| What this task involves |
From the entries below, gather every line containing the string "Total".

| Stored data |
#####
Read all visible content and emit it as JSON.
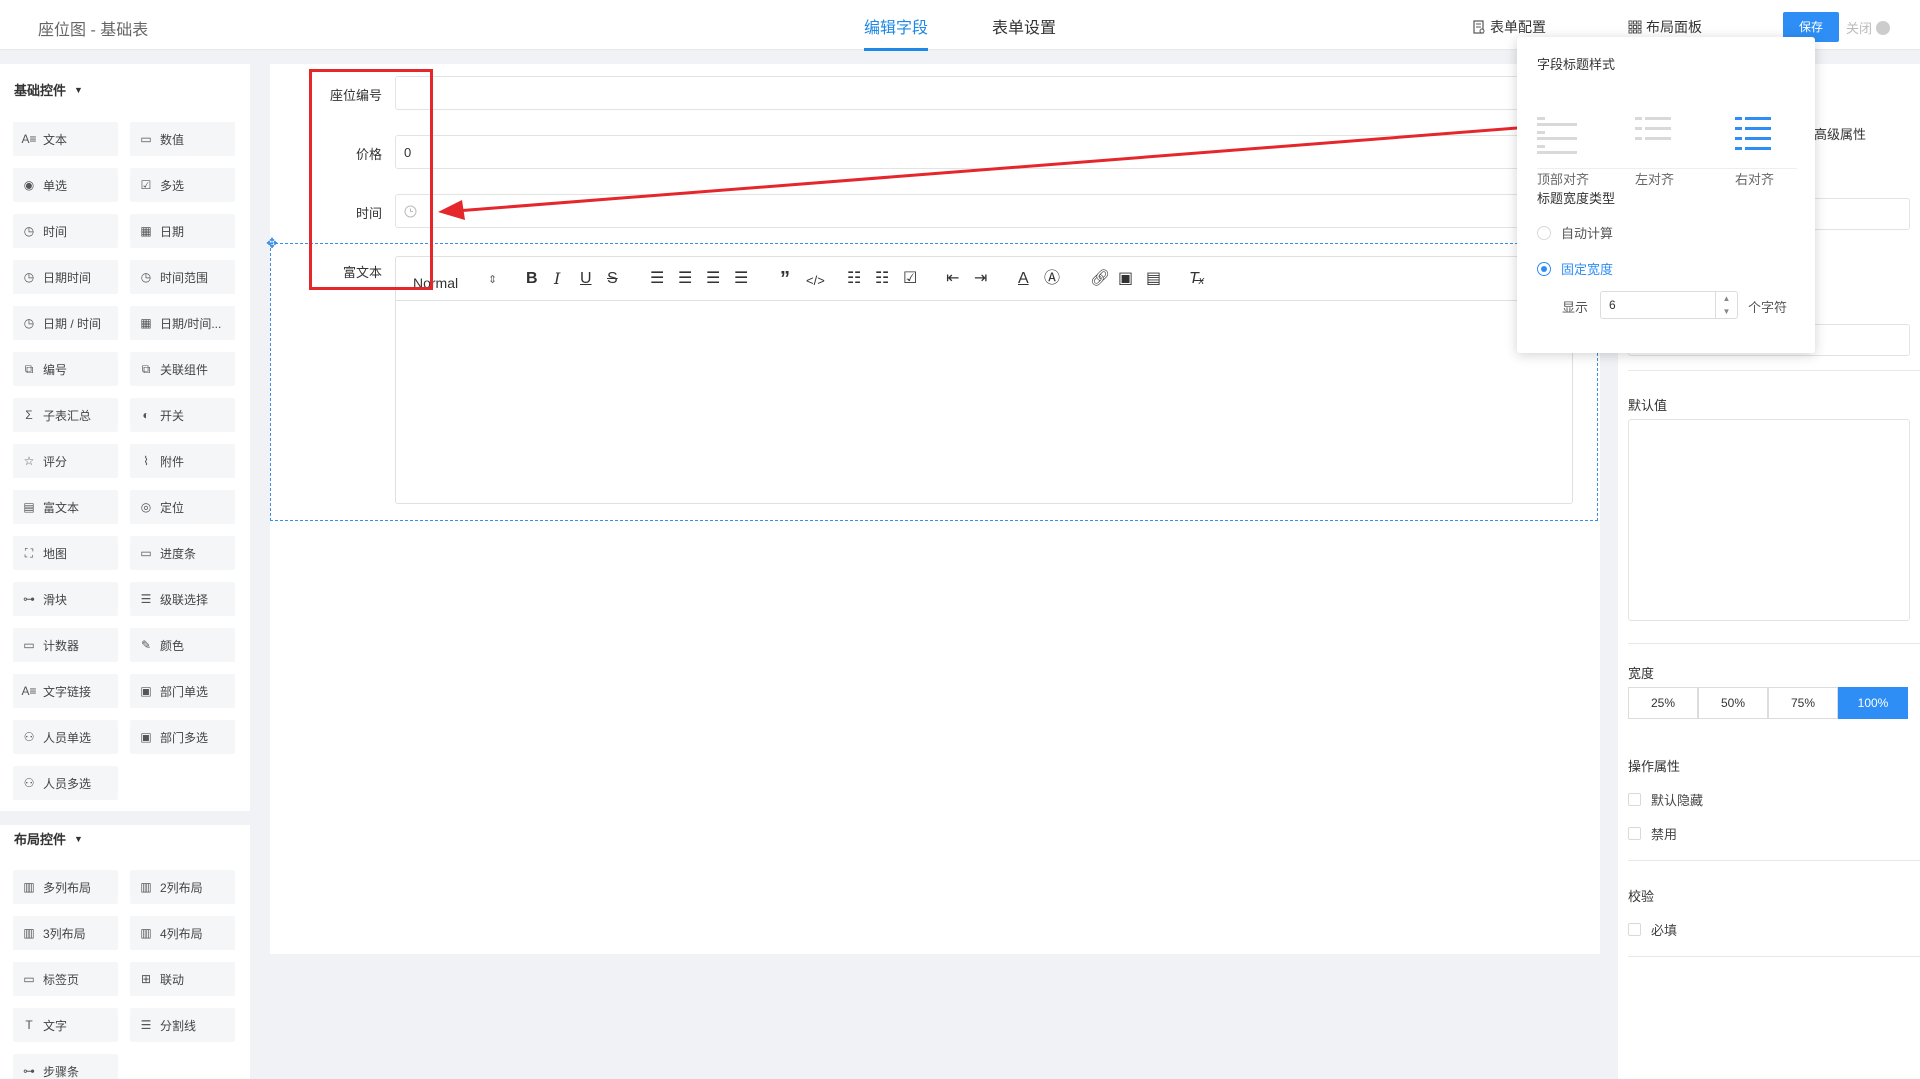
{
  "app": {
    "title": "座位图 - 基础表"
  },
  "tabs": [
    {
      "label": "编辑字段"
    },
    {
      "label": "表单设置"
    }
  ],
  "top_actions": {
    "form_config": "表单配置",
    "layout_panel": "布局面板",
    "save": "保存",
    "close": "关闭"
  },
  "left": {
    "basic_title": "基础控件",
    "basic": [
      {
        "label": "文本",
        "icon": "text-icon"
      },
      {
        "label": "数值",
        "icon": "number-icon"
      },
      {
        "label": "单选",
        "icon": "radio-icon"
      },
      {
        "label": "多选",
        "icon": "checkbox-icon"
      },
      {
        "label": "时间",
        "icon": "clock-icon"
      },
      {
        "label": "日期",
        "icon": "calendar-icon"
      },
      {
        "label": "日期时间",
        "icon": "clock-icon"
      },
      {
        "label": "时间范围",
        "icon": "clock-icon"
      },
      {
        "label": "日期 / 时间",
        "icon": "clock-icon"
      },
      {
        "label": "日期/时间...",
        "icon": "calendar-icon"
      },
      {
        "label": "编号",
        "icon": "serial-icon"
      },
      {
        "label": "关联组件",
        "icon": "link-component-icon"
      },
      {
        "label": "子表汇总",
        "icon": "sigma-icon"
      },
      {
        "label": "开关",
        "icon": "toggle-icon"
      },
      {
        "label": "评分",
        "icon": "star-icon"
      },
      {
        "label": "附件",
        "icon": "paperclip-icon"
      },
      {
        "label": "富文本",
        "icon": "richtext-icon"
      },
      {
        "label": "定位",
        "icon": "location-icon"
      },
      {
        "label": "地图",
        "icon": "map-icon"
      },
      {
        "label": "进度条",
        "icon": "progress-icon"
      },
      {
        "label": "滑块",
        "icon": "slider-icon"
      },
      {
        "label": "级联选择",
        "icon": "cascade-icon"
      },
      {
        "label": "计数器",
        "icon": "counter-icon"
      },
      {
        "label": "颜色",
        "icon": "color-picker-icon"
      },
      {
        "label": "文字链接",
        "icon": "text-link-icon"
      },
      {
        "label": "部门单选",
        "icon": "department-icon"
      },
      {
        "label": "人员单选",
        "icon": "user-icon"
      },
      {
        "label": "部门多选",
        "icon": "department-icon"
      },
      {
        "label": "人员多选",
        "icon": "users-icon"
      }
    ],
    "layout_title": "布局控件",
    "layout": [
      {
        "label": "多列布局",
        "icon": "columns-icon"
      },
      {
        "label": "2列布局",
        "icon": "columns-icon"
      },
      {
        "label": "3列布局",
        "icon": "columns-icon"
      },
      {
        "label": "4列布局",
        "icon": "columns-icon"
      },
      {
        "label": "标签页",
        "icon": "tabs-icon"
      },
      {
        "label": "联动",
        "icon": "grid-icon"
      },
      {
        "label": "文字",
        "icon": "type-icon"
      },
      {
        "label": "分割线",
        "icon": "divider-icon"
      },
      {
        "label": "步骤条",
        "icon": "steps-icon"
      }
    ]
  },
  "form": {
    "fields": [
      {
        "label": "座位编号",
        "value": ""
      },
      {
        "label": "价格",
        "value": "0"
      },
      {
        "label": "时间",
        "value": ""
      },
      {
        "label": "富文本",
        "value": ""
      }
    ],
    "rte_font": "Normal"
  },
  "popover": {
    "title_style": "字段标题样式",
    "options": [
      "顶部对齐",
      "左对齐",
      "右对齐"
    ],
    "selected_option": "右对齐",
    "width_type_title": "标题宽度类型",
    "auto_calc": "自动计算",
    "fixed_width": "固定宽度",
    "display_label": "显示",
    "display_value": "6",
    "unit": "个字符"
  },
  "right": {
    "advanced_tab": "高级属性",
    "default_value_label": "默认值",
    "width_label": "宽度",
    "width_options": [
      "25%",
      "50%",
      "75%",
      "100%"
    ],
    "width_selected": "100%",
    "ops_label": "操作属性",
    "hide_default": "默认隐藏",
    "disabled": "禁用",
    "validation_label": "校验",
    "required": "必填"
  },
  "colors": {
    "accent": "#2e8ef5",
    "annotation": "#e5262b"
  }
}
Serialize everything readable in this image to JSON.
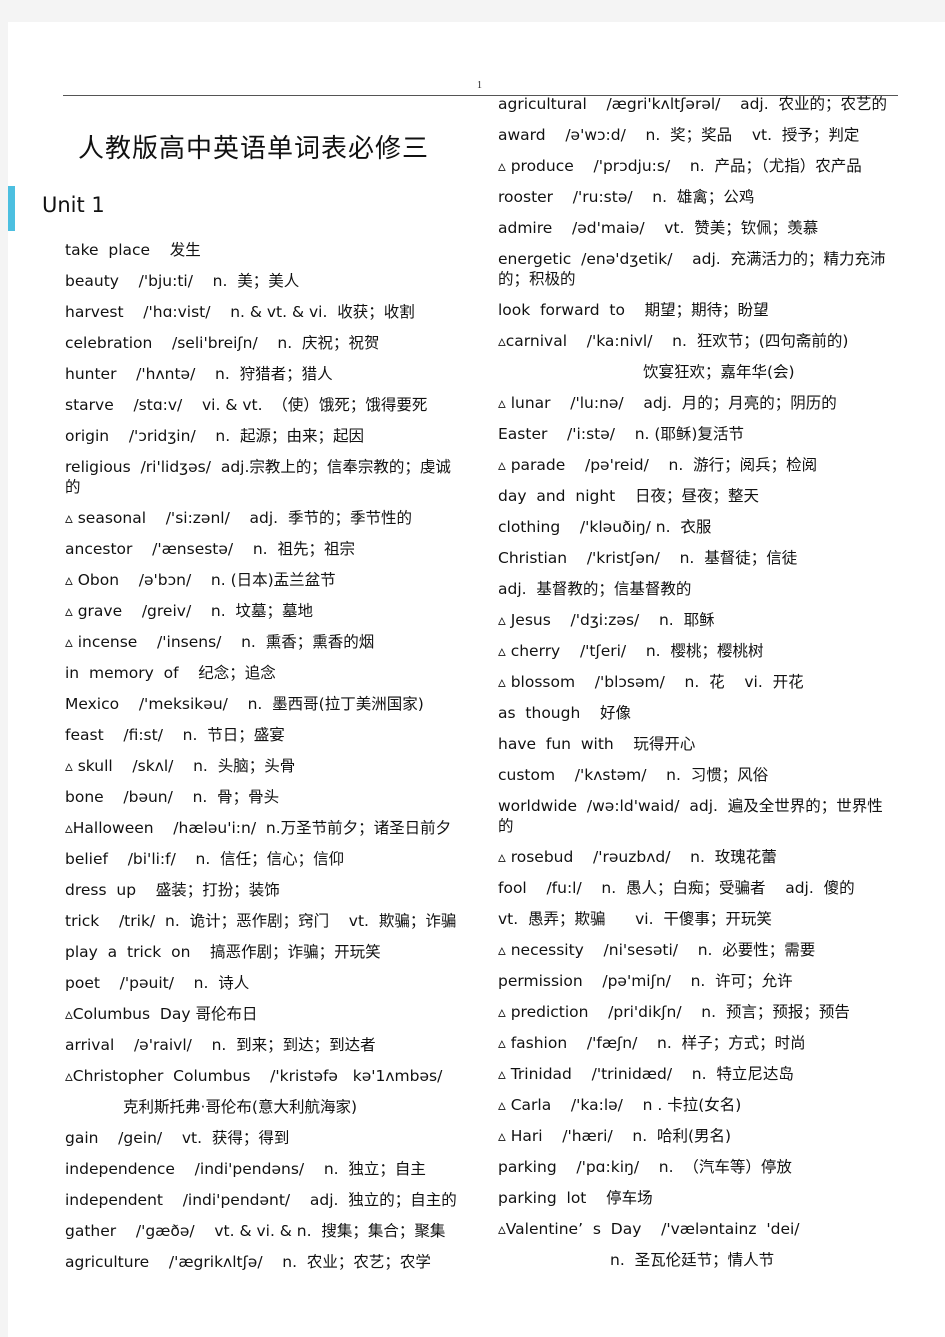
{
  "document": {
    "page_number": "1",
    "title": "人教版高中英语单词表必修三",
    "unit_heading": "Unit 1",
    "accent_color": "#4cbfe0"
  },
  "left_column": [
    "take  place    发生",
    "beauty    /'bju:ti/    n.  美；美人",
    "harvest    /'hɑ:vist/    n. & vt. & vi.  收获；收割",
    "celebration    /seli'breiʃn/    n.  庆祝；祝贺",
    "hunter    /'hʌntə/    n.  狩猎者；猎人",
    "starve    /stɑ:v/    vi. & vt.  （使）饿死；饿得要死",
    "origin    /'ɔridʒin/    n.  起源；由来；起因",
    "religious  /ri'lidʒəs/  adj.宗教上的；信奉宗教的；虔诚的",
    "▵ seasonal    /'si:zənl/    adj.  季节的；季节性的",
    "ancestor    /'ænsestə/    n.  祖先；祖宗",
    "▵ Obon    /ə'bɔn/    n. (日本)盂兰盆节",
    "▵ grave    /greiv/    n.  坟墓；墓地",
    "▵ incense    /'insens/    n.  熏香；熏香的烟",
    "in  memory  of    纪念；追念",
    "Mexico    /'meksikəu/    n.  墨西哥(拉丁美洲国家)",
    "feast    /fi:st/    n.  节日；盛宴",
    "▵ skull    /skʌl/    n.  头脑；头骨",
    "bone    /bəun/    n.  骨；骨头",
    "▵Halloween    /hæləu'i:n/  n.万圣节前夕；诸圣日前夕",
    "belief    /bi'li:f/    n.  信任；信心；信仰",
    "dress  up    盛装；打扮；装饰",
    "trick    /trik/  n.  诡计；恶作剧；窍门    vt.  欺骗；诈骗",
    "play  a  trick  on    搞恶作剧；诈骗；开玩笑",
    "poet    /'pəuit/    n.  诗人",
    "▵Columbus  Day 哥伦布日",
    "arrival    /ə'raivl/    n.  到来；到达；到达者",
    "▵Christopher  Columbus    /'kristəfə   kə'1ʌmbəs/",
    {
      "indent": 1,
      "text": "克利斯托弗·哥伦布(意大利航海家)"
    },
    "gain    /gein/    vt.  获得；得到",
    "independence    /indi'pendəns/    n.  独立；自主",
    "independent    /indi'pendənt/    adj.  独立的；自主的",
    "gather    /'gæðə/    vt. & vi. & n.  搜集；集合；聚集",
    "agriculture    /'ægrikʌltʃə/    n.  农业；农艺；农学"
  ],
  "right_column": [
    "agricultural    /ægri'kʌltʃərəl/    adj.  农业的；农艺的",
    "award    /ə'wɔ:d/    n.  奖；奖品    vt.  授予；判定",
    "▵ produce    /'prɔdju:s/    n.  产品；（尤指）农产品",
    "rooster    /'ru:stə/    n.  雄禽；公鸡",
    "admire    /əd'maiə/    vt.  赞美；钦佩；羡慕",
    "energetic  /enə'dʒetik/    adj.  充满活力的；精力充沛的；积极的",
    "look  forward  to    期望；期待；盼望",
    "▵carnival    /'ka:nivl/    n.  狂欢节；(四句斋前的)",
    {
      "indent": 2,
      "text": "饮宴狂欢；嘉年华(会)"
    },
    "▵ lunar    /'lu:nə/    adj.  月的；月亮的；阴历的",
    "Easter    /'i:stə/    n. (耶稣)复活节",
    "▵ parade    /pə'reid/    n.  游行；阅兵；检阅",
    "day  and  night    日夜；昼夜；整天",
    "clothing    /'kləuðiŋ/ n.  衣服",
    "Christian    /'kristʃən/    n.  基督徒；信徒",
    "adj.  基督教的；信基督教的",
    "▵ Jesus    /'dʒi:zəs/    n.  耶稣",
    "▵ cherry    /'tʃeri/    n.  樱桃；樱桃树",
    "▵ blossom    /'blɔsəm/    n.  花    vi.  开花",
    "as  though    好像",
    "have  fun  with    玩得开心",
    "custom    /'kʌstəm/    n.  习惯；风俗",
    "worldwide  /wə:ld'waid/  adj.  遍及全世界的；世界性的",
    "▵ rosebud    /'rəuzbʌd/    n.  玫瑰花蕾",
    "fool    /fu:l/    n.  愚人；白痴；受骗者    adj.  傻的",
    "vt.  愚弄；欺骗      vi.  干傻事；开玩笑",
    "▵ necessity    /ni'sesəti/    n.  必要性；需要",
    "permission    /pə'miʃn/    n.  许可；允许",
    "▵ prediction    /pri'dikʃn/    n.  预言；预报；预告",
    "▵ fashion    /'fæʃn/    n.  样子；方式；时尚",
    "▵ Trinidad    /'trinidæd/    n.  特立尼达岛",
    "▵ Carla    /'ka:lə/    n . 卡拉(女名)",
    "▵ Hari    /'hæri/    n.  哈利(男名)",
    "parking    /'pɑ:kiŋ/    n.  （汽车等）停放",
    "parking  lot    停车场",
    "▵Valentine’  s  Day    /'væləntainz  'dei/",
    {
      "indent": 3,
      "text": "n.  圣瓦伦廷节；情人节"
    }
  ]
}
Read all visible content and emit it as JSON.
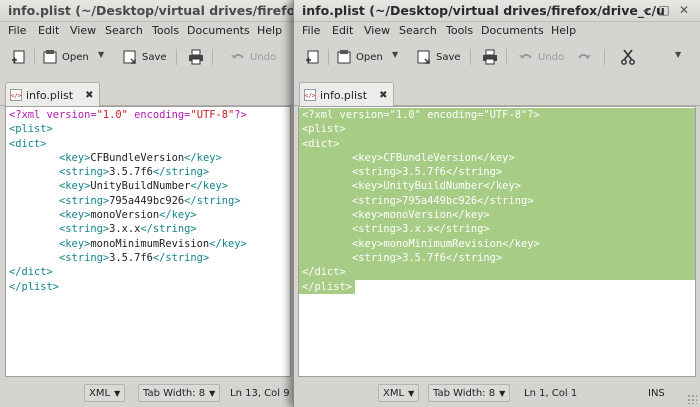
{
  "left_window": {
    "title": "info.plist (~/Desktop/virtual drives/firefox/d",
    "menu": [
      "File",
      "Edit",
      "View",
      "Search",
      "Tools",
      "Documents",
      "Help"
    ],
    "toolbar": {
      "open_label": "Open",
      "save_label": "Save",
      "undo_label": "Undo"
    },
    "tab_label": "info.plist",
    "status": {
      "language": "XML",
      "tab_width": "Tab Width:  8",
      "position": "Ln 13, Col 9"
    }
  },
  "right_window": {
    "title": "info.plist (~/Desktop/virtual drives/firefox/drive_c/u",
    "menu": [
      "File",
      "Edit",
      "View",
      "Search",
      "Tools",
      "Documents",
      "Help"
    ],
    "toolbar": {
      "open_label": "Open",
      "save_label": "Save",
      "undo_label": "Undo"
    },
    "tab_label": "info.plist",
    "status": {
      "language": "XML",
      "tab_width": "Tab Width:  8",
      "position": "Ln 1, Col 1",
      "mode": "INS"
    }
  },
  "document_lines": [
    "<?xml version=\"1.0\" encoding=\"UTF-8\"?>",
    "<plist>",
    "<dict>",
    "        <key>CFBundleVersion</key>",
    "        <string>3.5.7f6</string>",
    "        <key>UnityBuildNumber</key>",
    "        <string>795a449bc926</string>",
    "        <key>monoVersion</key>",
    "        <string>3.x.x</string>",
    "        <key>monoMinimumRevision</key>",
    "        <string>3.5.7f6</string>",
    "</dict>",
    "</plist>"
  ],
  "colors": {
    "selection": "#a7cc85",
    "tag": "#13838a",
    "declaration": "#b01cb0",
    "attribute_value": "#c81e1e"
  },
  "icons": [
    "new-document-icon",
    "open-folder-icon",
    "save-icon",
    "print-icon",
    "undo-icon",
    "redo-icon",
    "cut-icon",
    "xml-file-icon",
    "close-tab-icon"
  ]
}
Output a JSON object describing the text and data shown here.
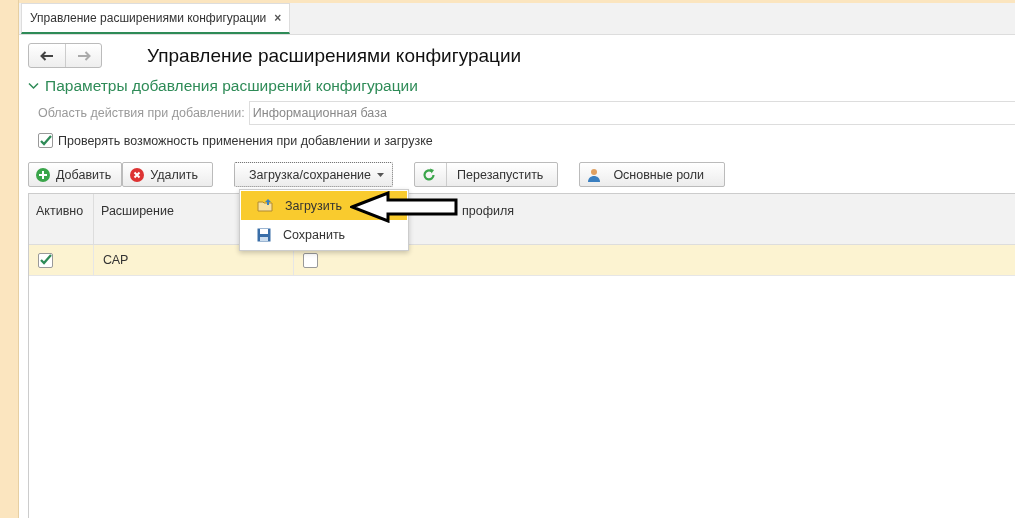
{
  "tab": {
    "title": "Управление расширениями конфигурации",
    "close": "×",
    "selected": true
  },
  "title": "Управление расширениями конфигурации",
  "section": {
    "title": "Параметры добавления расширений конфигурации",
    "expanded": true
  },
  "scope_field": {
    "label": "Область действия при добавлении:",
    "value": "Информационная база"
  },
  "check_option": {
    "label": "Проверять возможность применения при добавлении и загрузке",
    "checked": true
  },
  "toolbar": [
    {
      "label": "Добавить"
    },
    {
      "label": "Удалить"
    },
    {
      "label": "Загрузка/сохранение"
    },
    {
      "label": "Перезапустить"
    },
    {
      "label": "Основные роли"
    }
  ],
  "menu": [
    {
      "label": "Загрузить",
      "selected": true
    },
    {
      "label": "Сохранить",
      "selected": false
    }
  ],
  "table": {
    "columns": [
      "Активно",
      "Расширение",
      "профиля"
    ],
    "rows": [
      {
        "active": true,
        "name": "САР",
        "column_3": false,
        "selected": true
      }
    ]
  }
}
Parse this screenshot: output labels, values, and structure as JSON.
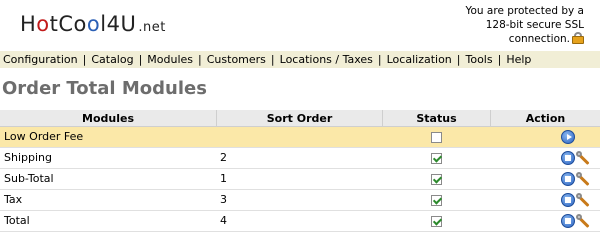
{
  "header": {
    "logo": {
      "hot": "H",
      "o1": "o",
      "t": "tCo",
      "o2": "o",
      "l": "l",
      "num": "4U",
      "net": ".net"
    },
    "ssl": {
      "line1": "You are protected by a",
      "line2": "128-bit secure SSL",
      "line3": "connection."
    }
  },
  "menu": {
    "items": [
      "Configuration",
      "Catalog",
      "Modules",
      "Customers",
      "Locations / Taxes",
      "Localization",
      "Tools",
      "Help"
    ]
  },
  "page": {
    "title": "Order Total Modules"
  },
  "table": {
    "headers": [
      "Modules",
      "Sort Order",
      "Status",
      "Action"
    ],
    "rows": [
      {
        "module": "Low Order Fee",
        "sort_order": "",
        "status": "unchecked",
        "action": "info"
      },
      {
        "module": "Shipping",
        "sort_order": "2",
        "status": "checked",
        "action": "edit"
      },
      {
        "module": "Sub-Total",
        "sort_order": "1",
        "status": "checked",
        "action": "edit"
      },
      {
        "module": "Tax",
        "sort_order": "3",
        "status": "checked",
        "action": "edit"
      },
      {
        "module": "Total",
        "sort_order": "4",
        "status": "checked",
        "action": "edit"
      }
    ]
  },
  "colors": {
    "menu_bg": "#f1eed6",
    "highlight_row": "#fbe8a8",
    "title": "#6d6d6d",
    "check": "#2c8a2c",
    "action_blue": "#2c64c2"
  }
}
#####
| Answer to the problem |
    "title": "Order Total Modules"
        "module": "Sub-Total",
        "module": "Total",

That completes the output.